(Collected data)
>> begin
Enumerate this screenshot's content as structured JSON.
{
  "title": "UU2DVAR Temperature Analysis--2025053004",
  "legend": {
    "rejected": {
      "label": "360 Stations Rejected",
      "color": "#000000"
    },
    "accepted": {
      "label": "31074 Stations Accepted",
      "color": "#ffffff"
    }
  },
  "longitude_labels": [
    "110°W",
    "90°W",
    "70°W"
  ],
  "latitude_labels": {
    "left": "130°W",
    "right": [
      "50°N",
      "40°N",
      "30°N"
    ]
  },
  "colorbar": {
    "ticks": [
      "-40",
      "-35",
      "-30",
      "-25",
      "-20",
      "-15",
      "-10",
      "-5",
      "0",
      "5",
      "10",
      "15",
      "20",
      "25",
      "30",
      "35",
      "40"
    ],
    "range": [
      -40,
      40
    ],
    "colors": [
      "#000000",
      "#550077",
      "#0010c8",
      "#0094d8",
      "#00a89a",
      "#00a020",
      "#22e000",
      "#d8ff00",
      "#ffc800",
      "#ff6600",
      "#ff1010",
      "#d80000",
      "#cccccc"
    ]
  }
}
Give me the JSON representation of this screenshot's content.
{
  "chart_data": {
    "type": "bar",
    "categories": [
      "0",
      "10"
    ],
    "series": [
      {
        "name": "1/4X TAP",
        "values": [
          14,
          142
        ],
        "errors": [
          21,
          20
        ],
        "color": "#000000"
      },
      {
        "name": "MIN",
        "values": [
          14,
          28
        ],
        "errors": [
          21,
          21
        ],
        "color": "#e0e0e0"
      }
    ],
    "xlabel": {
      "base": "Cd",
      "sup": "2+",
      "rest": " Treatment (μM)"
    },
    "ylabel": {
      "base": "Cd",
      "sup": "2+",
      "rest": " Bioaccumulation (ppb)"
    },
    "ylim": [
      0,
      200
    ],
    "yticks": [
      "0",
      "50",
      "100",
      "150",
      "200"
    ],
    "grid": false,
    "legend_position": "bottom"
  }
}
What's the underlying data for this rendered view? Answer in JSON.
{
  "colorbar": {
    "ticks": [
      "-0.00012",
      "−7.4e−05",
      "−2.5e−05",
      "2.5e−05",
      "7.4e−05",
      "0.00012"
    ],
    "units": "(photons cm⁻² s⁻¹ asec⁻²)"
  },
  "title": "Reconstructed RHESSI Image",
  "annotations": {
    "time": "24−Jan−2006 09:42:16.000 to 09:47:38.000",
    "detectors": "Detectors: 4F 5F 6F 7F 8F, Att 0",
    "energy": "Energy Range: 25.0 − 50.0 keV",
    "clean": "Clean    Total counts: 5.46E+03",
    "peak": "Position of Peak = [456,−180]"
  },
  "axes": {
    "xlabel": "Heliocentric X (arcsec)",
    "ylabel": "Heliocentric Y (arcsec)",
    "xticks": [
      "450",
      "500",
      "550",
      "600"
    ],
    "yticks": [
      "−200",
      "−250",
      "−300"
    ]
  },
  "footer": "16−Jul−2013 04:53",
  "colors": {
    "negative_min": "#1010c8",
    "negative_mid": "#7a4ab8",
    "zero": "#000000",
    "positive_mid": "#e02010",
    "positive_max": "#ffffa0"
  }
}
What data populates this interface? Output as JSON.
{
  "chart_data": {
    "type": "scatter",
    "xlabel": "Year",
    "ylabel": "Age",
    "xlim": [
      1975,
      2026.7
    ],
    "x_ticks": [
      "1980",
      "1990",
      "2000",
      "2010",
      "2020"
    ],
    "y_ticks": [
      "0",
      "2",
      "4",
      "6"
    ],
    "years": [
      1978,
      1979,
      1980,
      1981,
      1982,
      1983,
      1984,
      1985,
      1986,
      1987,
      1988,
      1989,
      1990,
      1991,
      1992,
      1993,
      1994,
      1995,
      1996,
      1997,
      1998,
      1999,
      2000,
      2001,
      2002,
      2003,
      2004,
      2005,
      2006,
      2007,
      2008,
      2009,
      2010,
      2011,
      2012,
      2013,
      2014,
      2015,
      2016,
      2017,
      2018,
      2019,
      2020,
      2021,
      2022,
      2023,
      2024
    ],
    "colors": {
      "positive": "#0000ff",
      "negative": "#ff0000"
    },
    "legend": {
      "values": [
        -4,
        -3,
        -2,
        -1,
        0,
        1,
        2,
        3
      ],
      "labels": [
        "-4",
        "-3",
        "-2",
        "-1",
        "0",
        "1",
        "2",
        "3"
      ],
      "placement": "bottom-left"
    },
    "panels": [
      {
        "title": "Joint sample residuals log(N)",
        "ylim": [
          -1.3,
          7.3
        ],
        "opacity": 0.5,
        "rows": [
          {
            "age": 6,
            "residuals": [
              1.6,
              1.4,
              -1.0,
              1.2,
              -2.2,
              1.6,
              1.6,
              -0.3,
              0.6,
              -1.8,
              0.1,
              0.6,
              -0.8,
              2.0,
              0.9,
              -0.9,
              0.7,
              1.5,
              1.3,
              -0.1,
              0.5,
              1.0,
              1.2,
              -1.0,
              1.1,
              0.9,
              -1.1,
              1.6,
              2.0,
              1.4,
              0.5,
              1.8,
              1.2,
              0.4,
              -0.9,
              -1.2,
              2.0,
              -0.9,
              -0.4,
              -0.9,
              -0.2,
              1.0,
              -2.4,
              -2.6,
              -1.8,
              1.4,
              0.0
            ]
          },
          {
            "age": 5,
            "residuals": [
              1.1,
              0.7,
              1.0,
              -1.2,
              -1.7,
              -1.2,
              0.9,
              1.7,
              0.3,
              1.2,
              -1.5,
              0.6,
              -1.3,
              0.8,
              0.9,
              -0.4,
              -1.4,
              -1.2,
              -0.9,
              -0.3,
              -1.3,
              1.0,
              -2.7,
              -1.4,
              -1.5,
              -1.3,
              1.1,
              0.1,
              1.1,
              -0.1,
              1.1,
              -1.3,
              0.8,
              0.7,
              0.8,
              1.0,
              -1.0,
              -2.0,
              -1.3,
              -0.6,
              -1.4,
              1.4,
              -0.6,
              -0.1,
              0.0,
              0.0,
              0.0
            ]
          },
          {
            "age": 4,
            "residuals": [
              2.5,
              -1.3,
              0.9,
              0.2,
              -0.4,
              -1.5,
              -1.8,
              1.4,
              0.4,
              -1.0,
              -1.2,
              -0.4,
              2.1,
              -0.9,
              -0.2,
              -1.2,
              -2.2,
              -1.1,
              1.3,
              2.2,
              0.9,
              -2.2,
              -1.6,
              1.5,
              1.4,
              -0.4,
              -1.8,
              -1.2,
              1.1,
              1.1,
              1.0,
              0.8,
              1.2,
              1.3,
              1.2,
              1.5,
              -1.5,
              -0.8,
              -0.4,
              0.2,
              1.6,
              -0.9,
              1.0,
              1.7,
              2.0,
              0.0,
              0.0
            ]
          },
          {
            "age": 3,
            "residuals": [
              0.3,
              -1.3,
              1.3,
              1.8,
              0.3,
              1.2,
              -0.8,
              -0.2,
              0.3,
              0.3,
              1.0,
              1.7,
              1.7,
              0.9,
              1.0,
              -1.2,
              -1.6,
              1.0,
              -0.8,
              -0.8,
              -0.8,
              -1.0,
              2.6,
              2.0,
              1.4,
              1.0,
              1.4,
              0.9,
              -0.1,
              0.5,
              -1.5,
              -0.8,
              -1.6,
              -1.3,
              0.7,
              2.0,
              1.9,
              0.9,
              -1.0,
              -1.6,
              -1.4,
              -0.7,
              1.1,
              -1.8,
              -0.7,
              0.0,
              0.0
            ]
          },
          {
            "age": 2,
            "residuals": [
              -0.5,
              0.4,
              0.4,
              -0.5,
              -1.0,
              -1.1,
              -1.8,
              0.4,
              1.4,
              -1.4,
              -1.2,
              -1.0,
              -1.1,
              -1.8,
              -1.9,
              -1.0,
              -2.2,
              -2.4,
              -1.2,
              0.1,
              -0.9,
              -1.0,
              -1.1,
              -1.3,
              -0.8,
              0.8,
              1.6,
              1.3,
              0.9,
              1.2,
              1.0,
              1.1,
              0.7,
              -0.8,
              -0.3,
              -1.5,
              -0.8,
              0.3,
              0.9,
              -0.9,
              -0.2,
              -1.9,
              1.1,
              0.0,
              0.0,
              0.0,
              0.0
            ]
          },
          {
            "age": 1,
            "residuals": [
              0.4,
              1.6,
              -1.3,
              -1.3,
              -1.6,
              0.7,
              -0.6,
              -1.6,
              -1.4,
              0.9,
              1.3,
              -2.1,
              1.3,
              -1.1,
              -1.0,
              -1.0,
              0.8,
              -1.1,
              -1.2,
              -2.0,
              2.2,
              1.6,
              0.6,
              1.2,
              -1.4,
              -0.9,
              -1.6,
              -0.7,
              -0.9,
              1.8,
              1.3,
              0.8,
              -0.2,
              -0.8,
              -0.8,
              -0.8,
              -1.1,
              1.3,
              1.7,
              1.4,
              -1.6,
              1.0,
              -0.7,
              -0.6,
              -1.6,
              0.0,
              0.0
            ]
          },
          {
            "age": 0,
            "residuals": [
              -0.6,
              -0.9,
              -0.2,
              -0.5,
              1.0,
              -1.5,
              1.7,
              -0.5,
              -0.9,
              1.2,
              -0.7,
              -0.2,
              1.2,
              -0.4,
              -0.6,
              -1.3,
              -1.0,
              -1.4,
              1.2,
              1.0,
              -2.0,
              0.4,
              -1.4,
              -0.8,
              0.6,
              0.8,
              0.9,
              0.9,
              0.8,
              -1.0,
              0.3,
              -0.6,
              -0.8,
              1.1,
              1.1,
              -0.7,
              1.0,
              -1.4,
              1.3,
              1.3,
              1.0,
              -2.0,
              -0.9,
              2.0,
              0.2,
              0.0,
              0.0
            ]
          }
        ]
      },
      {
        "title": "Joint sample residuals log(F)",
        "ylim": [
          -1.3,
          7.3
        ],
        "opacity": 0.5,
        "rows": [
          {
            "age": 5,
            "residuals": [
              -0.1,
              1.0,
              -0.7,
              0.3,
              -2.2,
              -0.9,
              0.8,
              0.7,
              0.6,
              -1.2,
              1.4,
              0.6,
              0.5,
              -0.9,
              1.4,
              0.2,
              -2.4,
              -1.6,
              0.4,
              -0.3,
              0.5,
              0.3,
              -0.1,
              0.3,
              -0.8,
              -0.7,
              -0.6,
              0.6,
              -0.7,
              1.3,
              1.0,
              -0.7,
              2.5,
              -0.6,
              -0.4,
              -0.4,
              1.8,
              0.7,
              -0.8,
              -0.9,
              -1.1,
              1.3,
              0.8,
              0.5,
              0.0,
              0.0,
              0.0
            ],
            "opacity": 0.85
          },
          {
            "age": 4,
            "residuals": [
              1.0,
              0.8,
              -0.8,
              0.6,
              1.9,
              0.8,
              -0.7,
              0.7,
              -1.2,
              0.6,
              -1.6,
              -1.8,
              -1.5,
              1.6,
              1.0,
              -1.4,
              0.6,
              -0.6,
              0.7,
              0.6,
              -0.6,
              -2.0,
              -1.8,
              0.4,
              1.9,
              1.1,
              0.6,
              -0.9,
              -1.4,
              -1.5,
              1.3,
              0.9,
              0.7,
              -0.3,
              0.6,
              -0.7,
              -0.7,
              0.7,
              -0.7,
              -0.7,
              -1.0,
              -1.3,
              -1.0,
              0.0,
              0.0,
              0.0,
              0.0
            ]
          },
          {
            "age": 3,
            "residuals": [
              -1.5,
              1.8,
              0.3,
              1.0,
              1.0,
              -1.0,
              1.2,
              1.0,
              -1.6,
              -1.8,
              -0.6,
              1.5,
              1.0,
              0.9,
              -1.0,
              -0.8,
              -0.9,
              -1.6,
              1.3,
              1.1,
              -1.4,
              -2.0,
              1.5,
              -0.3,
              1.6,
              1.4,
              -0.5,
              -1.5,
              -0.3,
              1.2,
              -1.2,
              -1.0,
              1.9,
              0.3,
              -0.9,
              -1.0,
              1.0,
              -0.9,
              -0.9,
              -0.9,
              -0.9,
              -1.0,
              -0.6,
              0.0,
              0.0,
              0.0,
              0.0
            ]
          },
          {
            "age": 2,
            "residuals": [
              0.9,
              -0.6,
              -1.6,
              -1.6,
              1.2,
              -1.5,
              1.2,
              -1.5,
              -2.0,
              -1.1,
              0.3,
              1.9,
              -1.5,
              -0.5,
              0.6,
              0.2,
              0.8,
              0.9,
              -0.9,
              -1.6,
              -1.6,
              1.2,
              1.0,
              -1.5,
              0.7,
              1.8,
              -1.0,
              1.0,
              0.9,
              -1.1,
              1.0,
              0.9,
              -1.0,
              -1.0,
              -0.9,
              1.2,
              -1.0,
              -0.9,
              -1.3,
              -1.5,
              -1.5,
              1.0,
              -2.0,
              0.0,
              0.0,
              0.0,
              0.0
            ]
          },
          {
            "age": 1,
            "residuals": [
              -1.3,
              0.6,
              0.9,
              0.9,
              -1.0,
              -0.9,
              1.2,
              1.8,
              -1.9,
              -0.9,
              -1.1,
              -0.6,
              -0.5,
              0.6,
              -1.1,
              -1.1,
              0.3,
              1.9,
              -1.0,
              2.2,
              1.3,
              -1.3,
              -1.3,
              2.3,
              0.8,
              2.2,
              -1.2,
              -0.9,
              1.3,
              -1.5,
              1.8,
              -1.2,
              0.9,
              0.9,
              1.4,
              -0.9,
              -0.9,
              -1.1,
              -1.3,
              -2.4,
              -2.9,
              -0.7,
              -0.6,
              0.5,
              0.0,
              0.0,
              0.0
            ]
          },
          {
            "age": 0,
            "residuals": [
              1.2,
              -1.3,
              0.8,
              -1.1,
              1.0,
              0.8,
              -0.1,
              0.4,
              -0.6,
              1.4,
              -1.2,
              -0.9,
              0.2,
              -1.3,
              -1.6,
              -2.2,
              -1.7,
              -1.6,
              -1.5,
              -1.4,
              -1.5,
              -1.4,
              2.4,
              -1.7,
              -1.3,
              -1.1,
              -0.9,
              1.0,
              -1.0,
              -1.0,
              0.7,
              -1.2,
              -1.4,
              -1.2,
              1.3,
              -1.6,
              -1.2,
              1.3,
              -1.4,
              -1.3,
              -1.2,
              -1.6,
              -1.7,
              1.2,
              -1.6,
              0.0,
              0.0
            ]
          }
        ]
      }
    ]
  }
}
>> end
Pick out the lines containing the string "xlabel" and show them.

▶ **RESPONSE**:
    "xlabel": {
    "xlabel": "Heliocentric X (arcsec)",
    "xlabel": "Year",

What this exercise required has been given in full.